EXERCISE AIM -
Each entry below is to be transcribed exactly.

═══ MATERIAL FOR THIS TASK ═══

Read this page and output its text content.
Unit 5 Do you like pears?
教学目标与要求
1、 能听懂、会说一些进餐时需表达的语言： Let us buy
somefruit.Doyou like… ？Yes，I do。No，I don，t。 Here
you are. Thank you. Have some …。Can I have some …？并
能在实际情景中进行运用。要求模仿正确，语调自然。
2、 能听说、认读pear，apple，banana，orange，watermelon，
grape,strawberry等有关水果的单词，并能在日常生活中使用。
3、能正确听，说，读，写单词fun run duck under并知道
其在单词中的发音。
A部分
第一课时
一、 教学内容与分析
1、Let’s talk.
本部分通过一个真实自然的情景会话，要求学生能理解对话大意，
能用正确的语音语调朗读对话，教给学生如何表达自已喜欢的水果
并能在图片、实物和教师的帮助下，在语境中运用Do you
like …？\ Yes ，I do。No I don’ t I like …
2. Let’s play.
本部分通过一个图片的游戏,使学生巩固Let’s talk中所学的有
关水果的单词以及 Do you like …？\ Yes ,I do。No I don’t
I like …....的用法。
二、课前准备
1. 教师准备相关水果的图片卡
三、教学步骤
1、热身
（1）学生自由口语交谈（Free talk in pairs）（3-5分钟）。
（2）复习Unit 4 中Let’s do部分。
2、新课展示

═══

COMPLETE RESPONSE -
Read this page and output its text content.
Unit 5 Do you like pears?
教学目标与要求
1、 能听懂、会说一些进餐时需表达的语言： Let us buy
somefruit.Doyou like… ？Yes，I do。No，I don，t。 Here
you are. Thank you. Have some …。Can I have some …？并
能在实际情景中进行运用。要求模仿正确，语调自然。
2、 能听说、认读pear，apple，banana，orange，watermelon，
grape,strawberry等有关水果的单词，并能在日常生活中使用。
3、能正确听，说，读，写单词fun run duck under并知道
其在单词中的发音。
A部分
第一课时
一、 教学内容与分析
1、Let’s talk.
本部分通过一个真实自然的情景会话，要求学生能理解对话大意，
能用正确的语音语调朗读对话，教给学生如何表达自已喜欢的水果
并能在图片、实物和教师的帮助下，在语境中运用Do you
like …？\ Yes ，I do。No I don’ t I like …
2. Let’s play.
本部分通过一个图片的游戏,使学生巩固Let’s talk中所学的有
关水果的单词以及 Do you like …？\ Yes ,I do。No I don’t
I like …....的用法。
二、课前准备
1. 教师准备相关水果的图片卡
三、教学步骤
1、热身
（1）学生自由口语交谈（Free talk in pairs）（3-5分钟）。
（2）复习Unit 4 中Let’s do部分。
2、新课展示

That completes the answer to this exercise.